Set task →
Return all entries precisely as they stand, without the images.

A run of records:
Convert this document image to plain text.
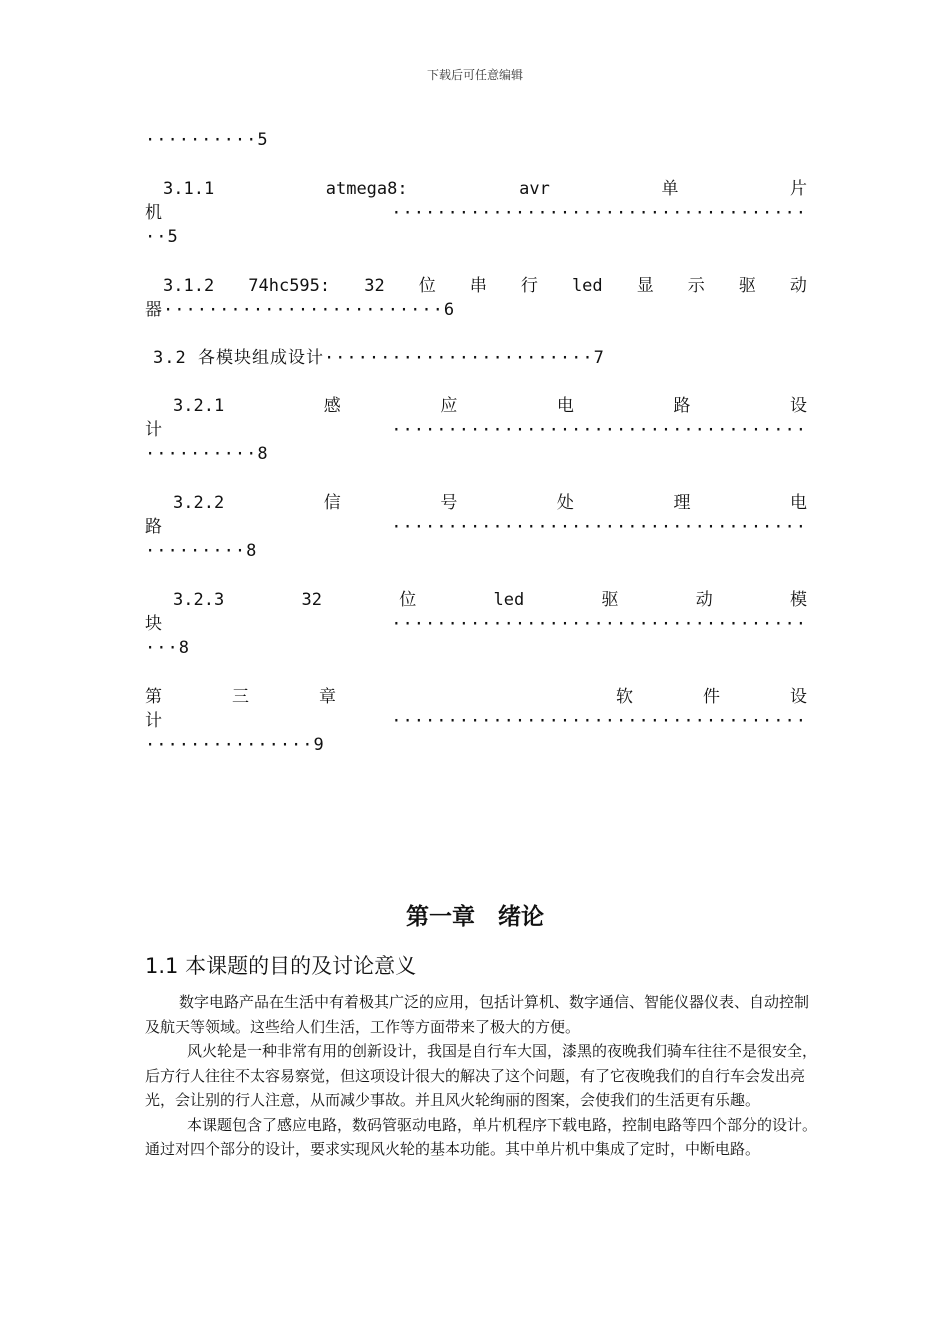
下载后可任意编辑
··········5
3.1.1	atmega8:	avr	单	片
机	·····································
··5
3.1.2 74hc595: 32 位 串 行 led 显 示 驱 动
器·························6
3.2 各模块组成设计························7
3.2.1	感	应	电	路	设
计	·····································
··········8
3.2.2	信	号	处	理	电
路	·····································
·········8
3.2.3	32	位	led	驱	动	模
块	·····································
···8
第	三	章	软	件	设
计	·····································
···············9
第一章　绪论
1.1 本课题的目的及讨论意义

数字电路产品在生活中有着极其广泛的应用，包括计算机、数字通信、智能仪器仪表、自动控制及航天等领域。这些给人们生活，工作等方面带来了极大的方便。

风火轮是一种非常有用的创新设计，我国是自行车大国，漆黑的夜晚我们骑车往往不是很安全，后方行人往往不太容易察觉，但这项设计很大的解决了这个问题，有了它夜晚我们的自行车会发出亮光，会让别的行人注意，从而减少事故。并且风火轮绚丽的图案，会使我们的生活更有乐趣。

本课题包含了感应电路，数码管驱动电路，单片机程序下载电路，控制电路等四个部分的设计。通过对四个部分的设计，要求实现风火轮的基本功能。其中单片机中集成了定时，中断电路。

Solution to the problem →
Convert this document image to plain text.
下载后可任意编辑
··········5
3.1.1	atmega8:	avr	单	片
机	·····································
··5
3.1.2 74hc595: 32 位 串 行 led 显 示 驱 动
器·························6
3.2 各模块组成设计························7
3.2.1	感	应	电	路	设
计	·····································
··········8
3.2.2	信	号	处	理	电
路	·····································
·········8
3.2.3	32	位	led	驱	动	模
块	·····································
···8
第	三	章	软	件	设
计	·····································
···············9
第一章　绪论
1.1 本课题的目的及讨论意义

数字电路产品在生活中有着极其广泛的应用，包括计算机、数字通信、智能仪器仪表、自动控制及航天等领域。这些给人们生活，工作等方面带来了极大的方便。

风火轮是一种非常有用的创新设计，我国是自行车大国，漆黑的夜晚我们骑车往往不是很安全，后方行人往往不太容易察觉，但这项设计很大的解决了这个问题，有了它夜晚我们的自行车会发出亮光，会让别的行人注意，从而减少事故。并且风火轮绚丽的图案，会使我们的生活更有乐趣。

本课题包含了感应电路，数码管驱动电路，单片机程序下载电路，控制电路等四个部分的设计。通过对四个部分的设计，要求实现风火轮的基本功能。其中单片机中集成了定时，中断电路。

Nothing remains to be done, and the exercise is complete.